◆ WORK REQUIRED
Retype all of the material below line for line with no changes, and leave the pictures out.

Visual layout annotation data

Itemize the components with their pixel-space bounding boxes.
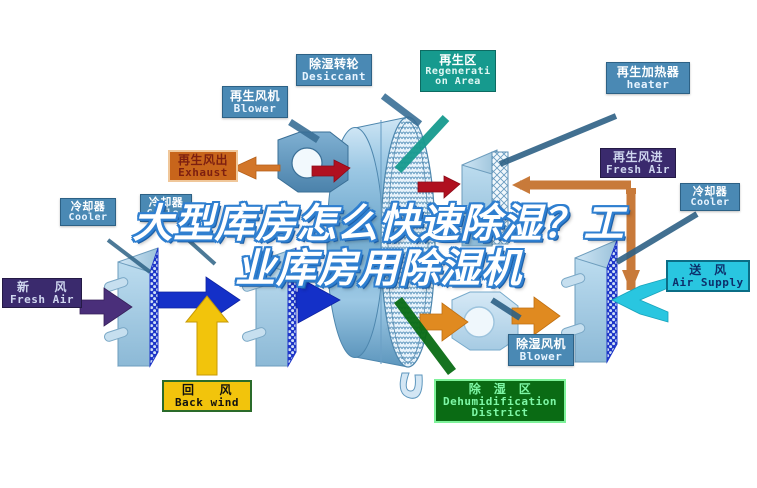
label-regeneration-heater-cn: 再生加热器: [609, 66, 687, 79]
label-cooler-left-en: Cooler: [63, 213, 113, 224]
label-cooler-middle: 冷却器 Cooler: [140, 194, 192, 222]
label-regeneration-heater: 再生加热器 heater: [606, 62, 690, 94]
label-fresh-air-en: Fresh Air: [5, 294, 79, 306]
label-dehumidification-district-cn: 除 湿 区: [438, 383, 562, 396]
label-desiccant-wheel-en: Desiccant: [299, 71, 369, 83]
label-air-supply: 送 风 Air Supply: [666, 260, 750, 292]
label-dehumidification-district-en2: District: [438, 407, 562, 419]
label-dehumidification-district: 除 湿 区 Dehumidification District: [434, 379, 566, 423]
label-regeneration-fresh-air-in-cn: 再生风进: [603, 151, 673, 164]
label-regeneration-area-cn: 再生区: [423, 54, 493, 67]
label-cooler-middle-en: Cooler: [143, 209, 189, 220]
label-exhaust: 再生风出 Exhaust: [168, 150, 238, 182]
label-regeneration-area-en2: on Area: [423, 77, 493, 88]
label-regeneration-blower: 再生风机 Blower: [222, 86, 288, 118]
label-regeneration-blower-cn: 再生风机: [225, 90, 285, 103]
diagram-canvas: XI: [0, 0, 757, 488]
label-back-wind: 回 风 Back wind: [162, 380, 252, 412]
condensate-drain: [400, 373, 422, 398]
label-cooler-left: 冷却器 Cooler: [60, 198, 116, 226]
label-regeneration-fresh-air-in-en: Fresh Air: [603, 164, 673, 176]
cooler-coil-middle: [241, 248, 296, 366]
label-exhaust-en: Exhaust: [172, 167, 234, 179]
label-air-supply-en: Air Supply: [670, 277, 746, 289]
label-back-wind-cn: 回 风: [166, 384, 248, 397]
label-cooler-left-cn: 冷却器: [63, 201, 113, 213]
label-cooler-right-cn: 冷却器: [683, 186, 737, 198]
label-cooler-right-en: Cooler: [683, 198, 737, 209]
label-dehumidification-blower: 除湿风机 Blower: [508, 334, 574, 366]
label-regeneration-heater-en: heater: [609, 79, 687, 91]
label-air-supply-cn: 送 风: [670, 264, 746, 277]
label-dehumidification-blower-cn: 除湿风机: [511, 338, 571, 351]
label-cooler-right: 冷却器 Cooler: [680, 183, 740, 211]
label-back-wind-en: Back wind: [166, 397, 248, 409]
label-exhaust-cn: 再生风出: [172, 154, 234, 167]
label-desiccant-wheel-cn: 除湿转轮: [299, 58, 369, 71]
exhaust-arrow: [232, 157, 280, 179]
label-regeneration-blower-en: Blower: [225, 103, 285, 115]
label-regeneration-fresh-air-in: 再生风进 Fresh Air: [600, 148, 676, 178]
label-fresh-air-cn: 新 风: [5, 281, 79, 294]
label-desiccant-wheel: 除湿转轮 Desiccant: [296, 54, 372, 86]
label-fresh-air: 新 风 Fresh Air: [2, 278, 82, 308]
label-regeneration-area: 再生区 Regenerati on Area: [420, 50, 496, 92]
label-dehumidification-blower-en: Blower: [511, 351, 571, 363]
svg-text:XI: XI: [385, 320, 396, 333]
label-cooler-middle-cn: 冷却器: [143, 197, 189, 209]
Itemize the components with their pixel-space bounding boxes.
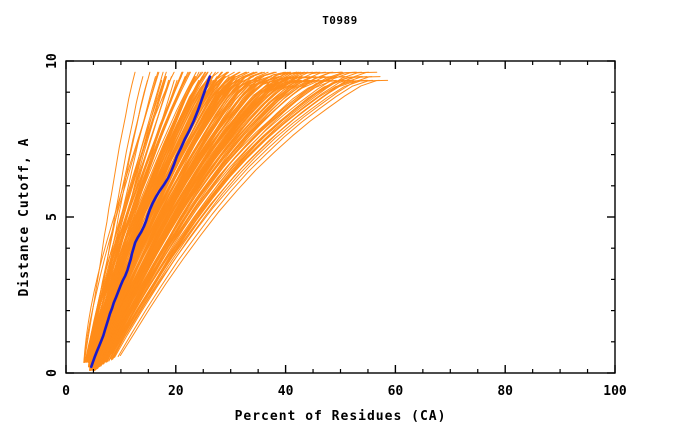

◆ OUTPUT OF THE EXERCISE
Itemize the components with their pixel-space bounding boxes.
label-regeneration-heater-cn: 再生加热器: [609, 66, 687, 79]
label-cooler-left-en: Cooler: [63, 213, 113, 224]
label-cooler-middle: 冷却器 Cooler: [140, 194, 192, 222]
label-regeneration-heater: 再生加热器 heater: [606, 62, 690, 94]
label-fresh-air-en: Fresh Air: [5, 294, 79, 306]
label-dehumidification-district-cn: 除 湿 区: [438, 383, 562, 396]
label-desiccant-wheel-en: Desiccant: [299, 71, 369, 83]
label-air-supply: 送 风 Air Supply: [666, 260, 750, 292]
label-dehumidification-district-en2: District: [438, 407, 562, 419]
label-dehumidification-district: 除 湿 区 Dehumidification District: [434, 379, 566, 423]
label-regeneration-fresh-air-in-cn: 再生风进: [603, 151, 673, 164]
label-regeneration-area-cn: 再生区: [423, 54, 493, 67]
label-cooler-middle-en: Cooler: [143, 209, 189, 220]
label-exhaust: 再生风出 Exhaust: [168, 150, 238, 182]
label-regeneration-area-en2: on Area: [423, 77, 493, 88]
label-regeneration-blower: 再生风机 Blower: [222, 86, 288, 118]
label-regeneration-blower-cn: 再生风机: [225, 90, 285, 103]
diagram-canvas: XI: [0, 0, 757, 488]
label-back-wind: 回 风 Back wind: [162, 380, 252, 412]
condensate-drain: [400, 373, 422, 398]
label-cooler-left: 冷却器 Cooler: [60, 198, 116, 226]
label-regeneration-fresh-air-in-en: Fresh Air: [603, 164, 673, 176]
cooler-coil-middle: [241, 248, 296, 366]
label-exhaust-en: Exhaust: [172, 167, 234, 179]
label-air-supply-en: Air Supply: [670, 277, 746, 289]
label-back-wind-cn: 回 风: [166, 384, 248, 397]
label-cooler-left-cn: 冷却器: [63, 201, 113, 213]
label-cooler-right-cn: 冷却器: [683, 186, 737, 198]
label-cooler-right-en: Cooler: [683, 198, 737, 209]
label-dehumidification-blower: 除湿风机 Blower: [508, 334, 574, 366]
label-regeneration-heater-en: heater: [609, 79, 687, 91]
label-air-supply-cn: 送 风: [670, 264, 746, 277]
label-dehumidification-blower-cn: 除湿风机: [511, 338, 571, 351]
label-cooler-right: 冷却器 Cooler: [680, 183, 740, 211]
label-back-wind-en: Back wind: [166, 397, 248, 409]
label-exhaust-cn: 再生风出: [172, 154, 234, 167]
label-desiccant-wheel-cn: 除湿转轮: [299, 58, 369, 71]
exhaust-arrow: [232, 157, 280, 179]
label-regeneration-blower-en: Blower: [225, 103, 285, 115]
label-regeneration-fresh-air-in: 再生风进 Fresh Air: [600, 148, 676, 178]
label-fresh-air-cn: 新 风: [5, 281, 79, 294]
label-desiccant-wheel: 除湿转轮 Desiccant: [296, 54, 372, 86]
label-fresh-air: 新 风 Fresh Air: [2, 278, 82, 308]
label-regeneration-area: 再生区 Regenerati on Area: [420, 50, 496, 92]
label-dehumidification-blower-en: Blower: [511, 351, 571, 363]
svg-text:XI: XI: [385, 320, 396, 333]
label-cooler-middle-cn: 冷却器: [143, 197, 189, 209]
Itemize the components with their pixel-space bounding boxes.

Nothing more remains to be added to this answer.